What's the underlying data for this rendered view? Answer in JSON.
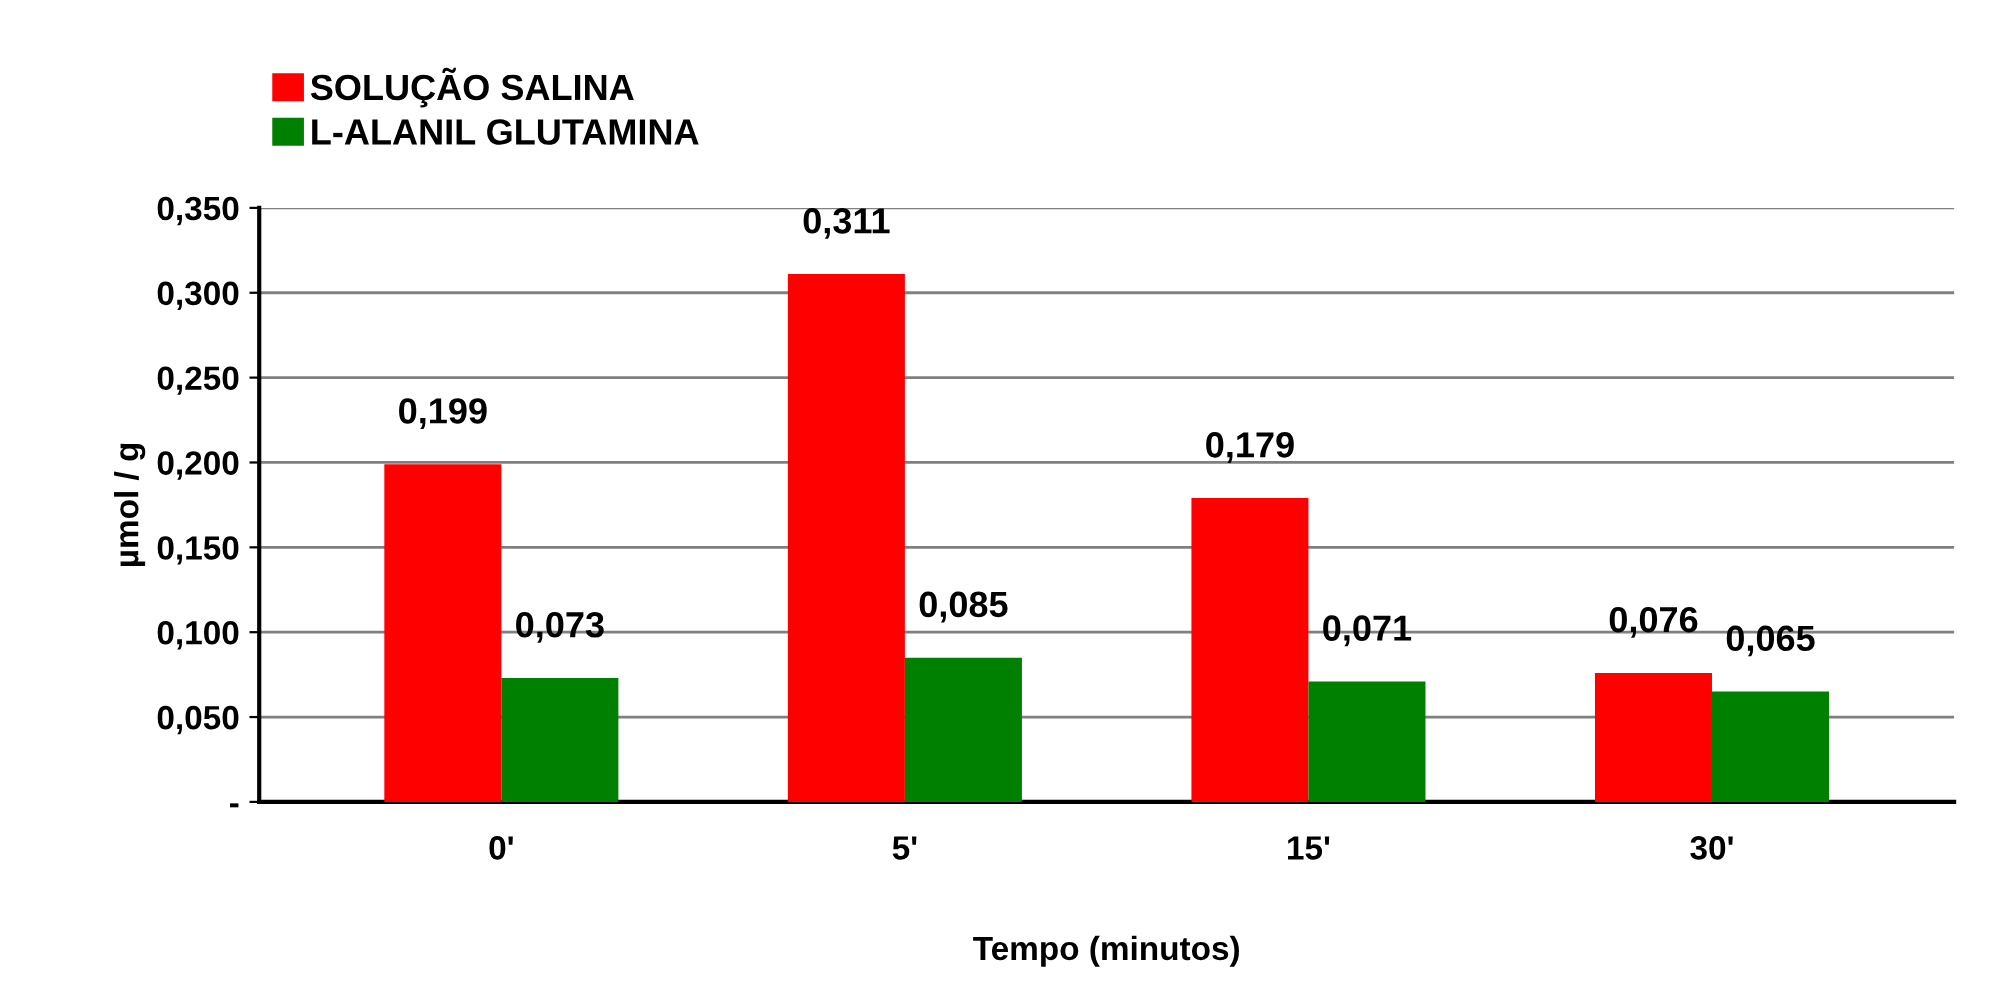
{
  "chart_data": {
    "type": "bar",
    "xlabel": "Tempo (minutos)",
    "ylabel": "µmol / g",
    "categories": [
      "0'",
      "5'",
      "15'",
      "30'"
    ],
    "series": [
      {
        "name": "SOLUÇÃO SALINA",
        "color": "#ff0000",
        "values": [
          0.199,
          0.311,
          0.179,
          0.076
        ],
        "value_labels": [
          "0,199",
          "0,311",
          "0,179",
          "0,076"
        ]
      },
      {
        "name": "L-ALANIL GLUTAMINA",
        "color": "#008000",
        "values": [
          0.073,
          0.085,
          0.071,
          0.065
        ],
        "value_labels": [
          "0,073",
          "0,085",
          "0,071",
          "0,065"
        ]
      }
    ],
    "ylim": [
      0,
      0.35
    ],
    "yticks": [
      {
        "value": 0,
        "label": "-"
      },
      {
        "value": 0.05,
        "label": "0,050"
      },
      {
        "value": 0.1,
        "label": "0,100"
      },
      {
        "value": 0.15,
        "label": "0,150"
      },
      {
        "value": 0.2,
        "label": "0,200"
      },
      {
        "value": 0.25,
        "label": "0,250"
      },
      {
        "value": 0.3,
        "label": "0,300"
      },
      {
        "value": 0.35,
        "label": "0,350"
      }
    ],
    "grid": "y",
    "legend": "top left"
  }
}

★ ★ ★

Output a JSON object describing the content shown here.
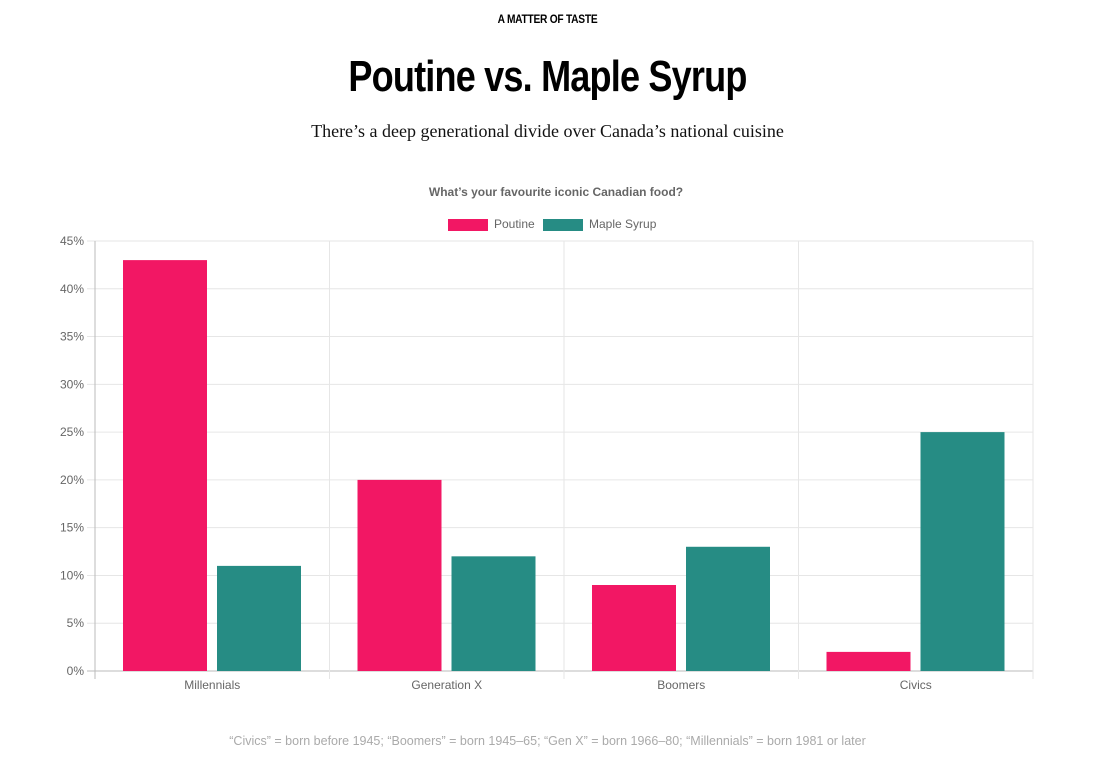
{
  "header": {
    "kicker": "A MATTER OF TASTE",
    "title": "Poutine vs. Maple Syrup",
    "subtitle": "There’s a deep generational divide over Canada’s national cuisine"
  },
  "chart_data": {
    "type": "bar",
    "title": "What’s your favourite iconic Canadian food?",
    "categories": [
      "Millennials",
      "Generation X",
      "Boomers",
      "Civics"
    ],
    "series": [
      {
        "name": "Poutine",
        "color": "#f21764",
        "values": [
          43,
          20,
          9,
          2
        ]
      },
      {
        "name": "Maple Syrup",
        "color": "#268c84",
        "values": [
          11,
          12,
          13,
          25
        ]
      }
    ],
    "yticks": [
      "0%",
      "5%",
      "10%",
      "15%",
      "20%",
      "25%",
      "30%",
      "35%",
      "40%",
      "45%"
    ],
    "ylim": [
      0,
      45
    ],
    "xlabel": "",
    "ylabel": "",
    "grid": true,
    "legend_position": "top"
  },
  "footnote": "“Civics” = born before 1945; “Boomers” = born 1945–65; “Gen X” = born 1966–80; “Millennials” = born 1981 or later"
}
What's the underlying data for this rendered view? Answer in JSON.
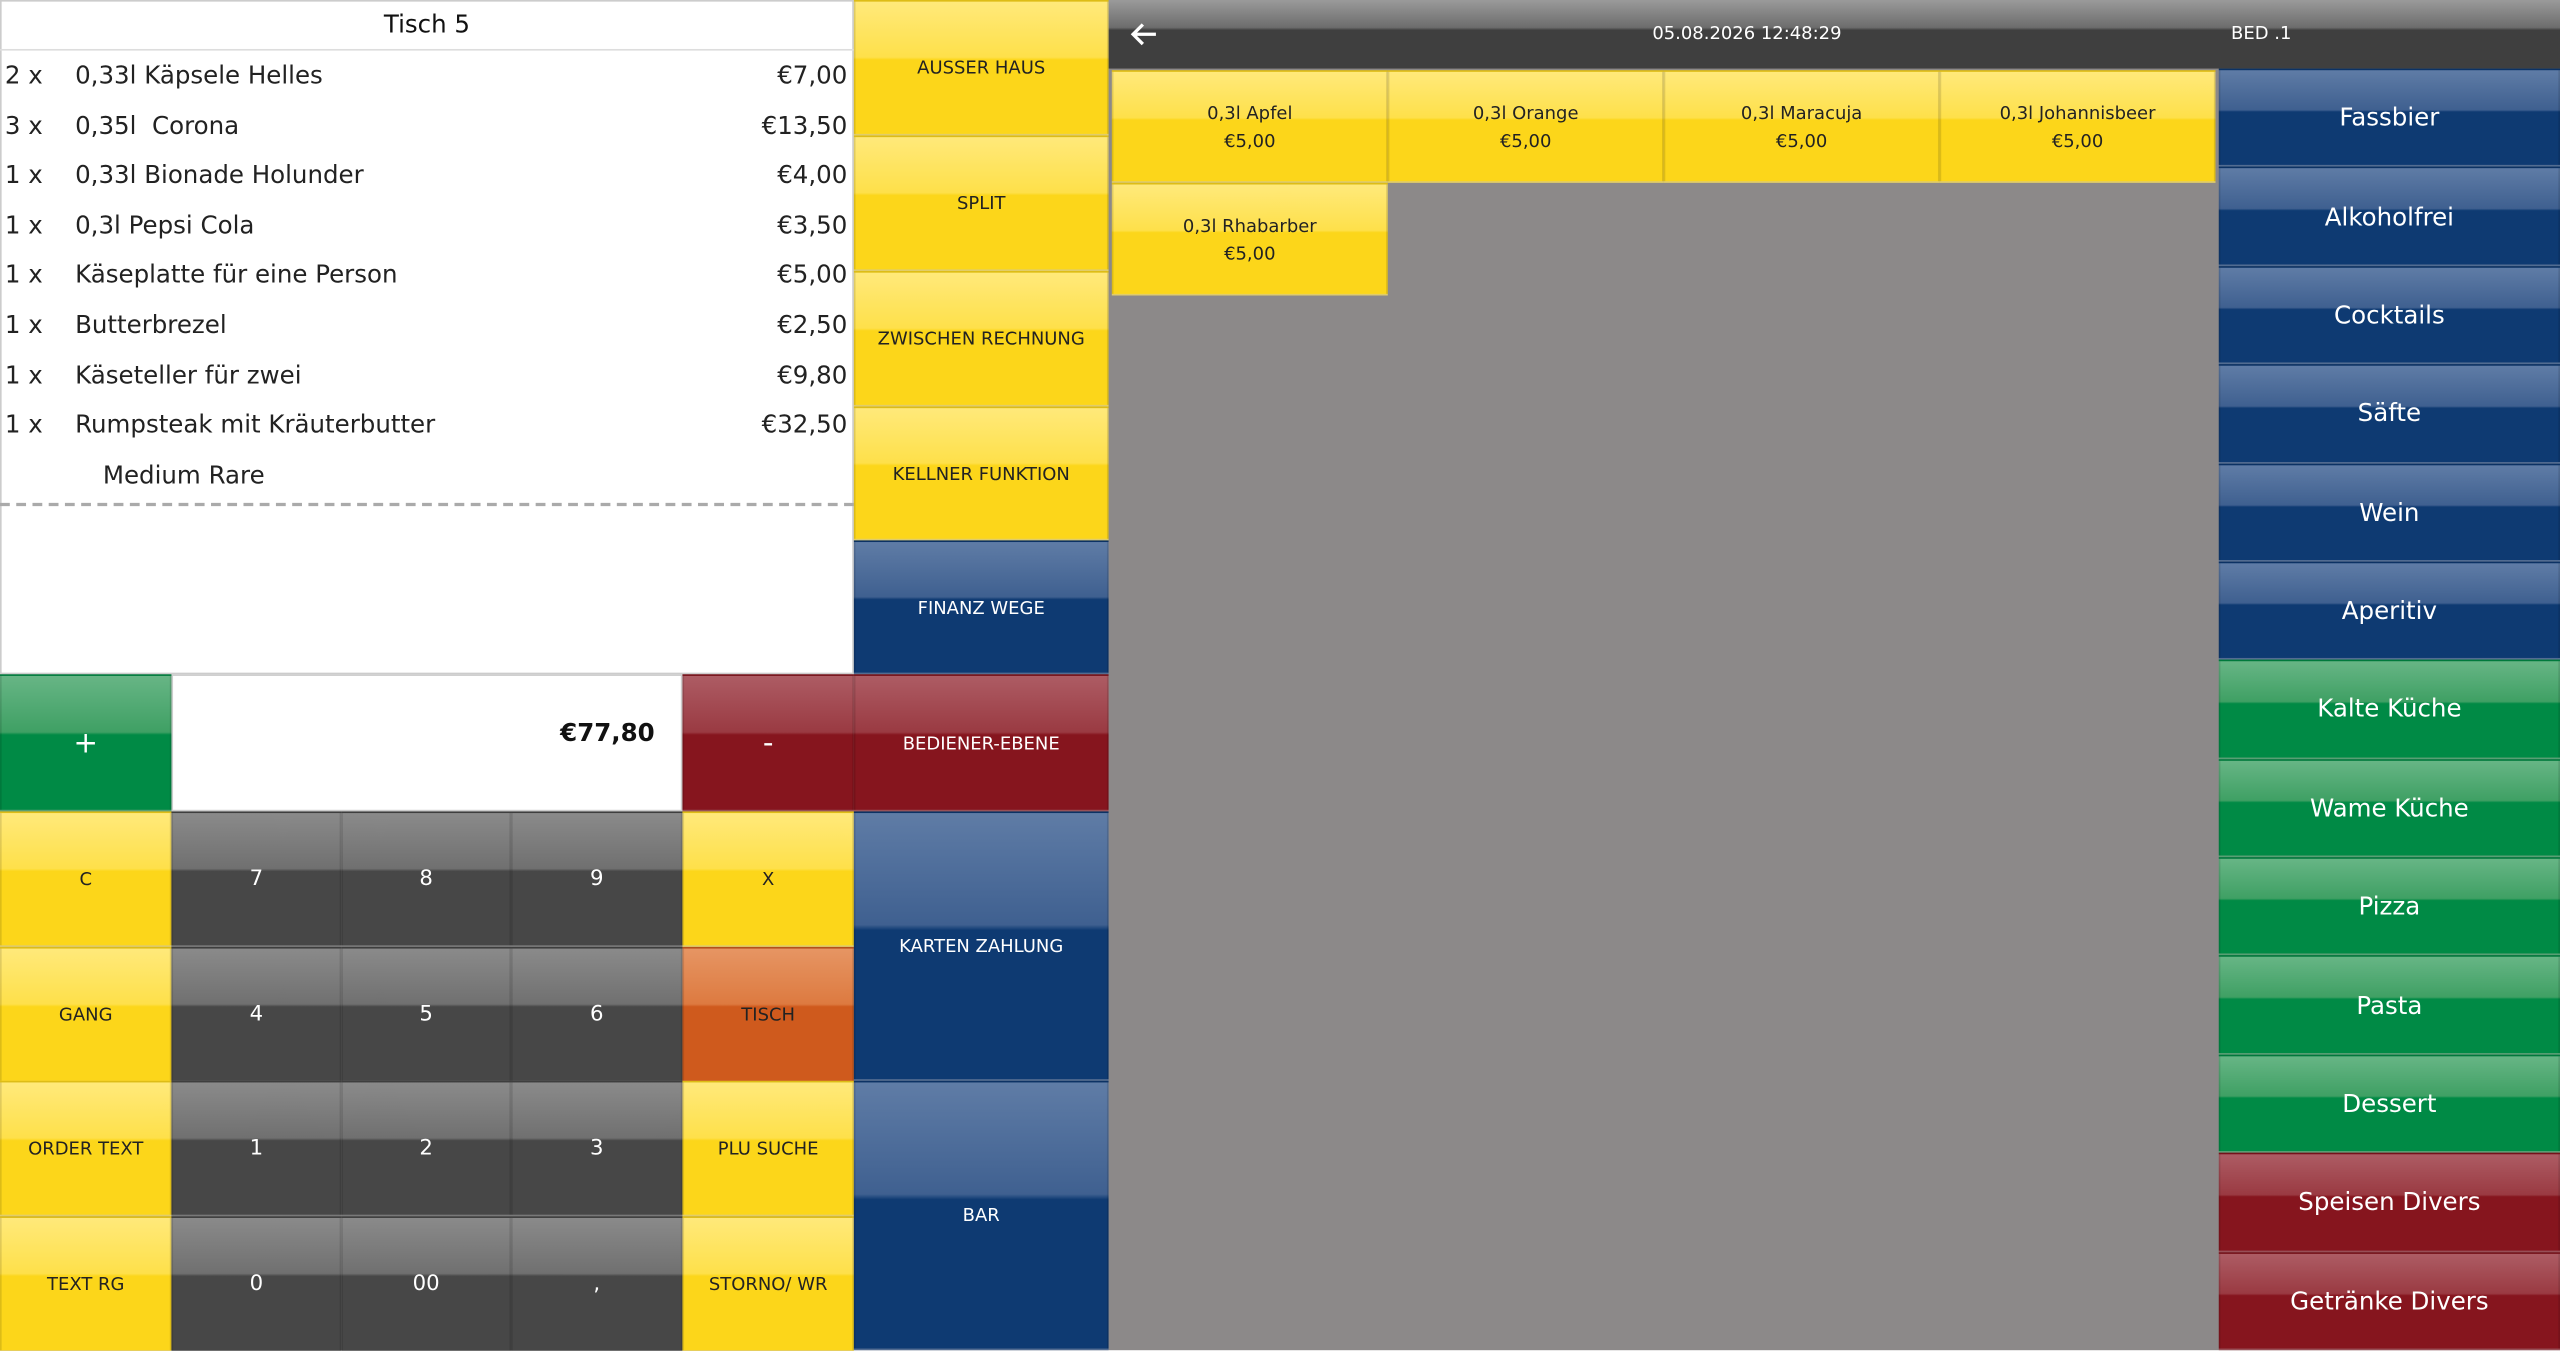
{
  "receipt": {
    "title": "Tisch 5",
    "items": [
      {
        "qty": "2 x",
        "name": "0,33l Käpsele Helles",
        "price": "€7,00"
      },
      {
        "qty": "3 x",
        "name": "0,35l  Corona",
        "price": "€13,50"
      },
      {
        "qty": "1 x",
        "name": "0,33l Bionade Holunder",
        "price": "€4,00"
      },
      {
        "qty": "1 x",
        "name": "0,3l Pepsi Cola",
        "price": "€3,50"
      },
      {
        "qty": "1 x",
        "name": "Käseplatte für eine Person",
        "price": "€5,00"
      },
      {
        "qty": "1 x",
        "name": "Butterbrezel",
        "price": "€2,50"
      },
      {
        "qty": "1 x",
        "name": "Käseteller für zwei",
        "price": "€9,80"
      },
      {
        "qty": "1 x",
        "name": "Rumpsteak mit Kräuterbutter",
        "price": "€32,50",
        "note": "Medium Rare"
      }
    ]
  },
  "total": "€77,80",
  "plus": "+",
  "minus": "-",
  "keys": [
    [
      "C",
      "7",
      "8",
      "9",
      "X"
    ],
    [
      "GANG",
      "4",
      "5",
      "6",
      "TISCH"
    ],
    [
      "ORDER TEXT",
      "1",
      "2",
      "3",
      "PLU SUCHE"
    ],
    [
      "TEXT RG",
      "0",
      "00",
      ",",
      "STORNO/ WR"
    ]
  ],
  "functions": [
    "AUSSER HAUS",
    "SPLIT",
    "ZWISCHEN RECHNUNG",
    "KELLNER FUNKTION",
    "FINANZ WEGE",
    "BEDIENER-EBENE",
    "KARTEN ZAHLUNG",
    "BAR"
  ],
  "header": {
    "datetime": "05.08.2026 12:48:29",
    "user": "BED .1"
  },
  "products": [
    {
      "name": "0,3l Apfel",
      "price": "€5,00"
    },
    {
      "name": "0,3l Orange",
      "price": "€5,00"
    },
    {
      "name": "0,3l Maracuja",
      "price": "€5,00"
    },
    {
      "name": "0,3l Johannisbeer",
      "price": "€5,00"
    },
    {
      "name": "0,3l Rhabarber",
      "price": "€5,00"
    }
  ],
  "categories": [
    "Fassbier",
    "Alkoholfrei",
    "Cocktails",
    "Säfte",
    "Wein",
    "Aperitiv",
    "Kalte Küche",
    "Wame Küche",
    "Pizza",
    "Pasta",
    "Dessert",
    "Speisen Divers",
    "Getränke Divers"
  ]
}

★ ★ ★

Job
Find each line that has the word "Poutine", then copy it out.

Solution for this exercise
    "title": "Poutine vs. Maple Syrup",
        "name": "Poutine",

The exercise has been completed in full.